**Your objective:**
Pictures do not belong in your copy. Repeat all the other data exactly.

(Dataset rows)
"""

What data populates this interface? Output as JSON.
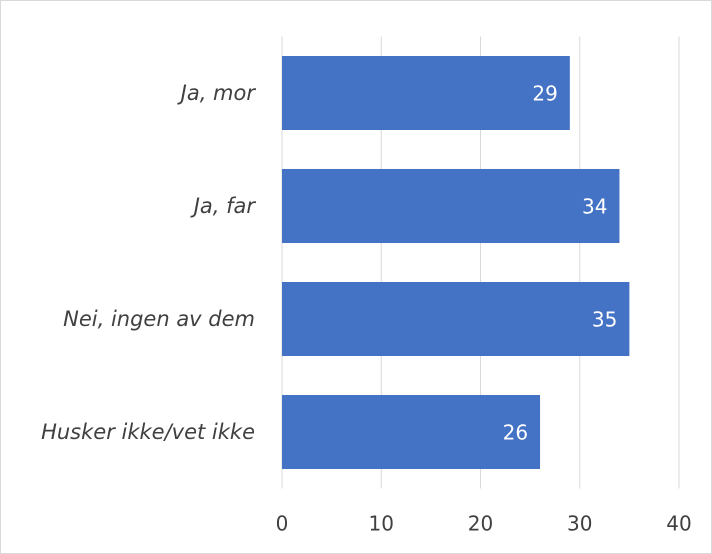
{
  "chart_data": {
    "type": "bar",
    "orientation": "horizontal",
    "categories": [
      "Ja, mor",
      "Ja, far",
      "Nei, ingen av dem",
      "Husker ikke/vet ikke"
    ],
    "values": [
      29,
      34,
      35,
      26
    ],
    "color": "#4472c4",
    "xlim": [
      0,
      40
    ],
    "xticks": [
      0,
      10,
      20,
      30,
      40
    ],
    "grid": true
  }
}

"""

**In response:**
What data populates this interface? Output as JSON.
{
  "chart_data": {
    "type": "bar",
    "orientation": "horizontal",
    "categories": [
      "Ja, mor",
      "Ja, far",
      "Nei, ingen av dem",
      "Husker ikke/vet ikke"
    ],
    "values": [
      29,
      34,
      35,
      26
    ],
    "color": "#4472c4",
    "xlim": [
      0,
      40
    ],
    "xticks": [
      0,
      10,
      20,
      30,
      40
    ],
    "grid": true
  }
}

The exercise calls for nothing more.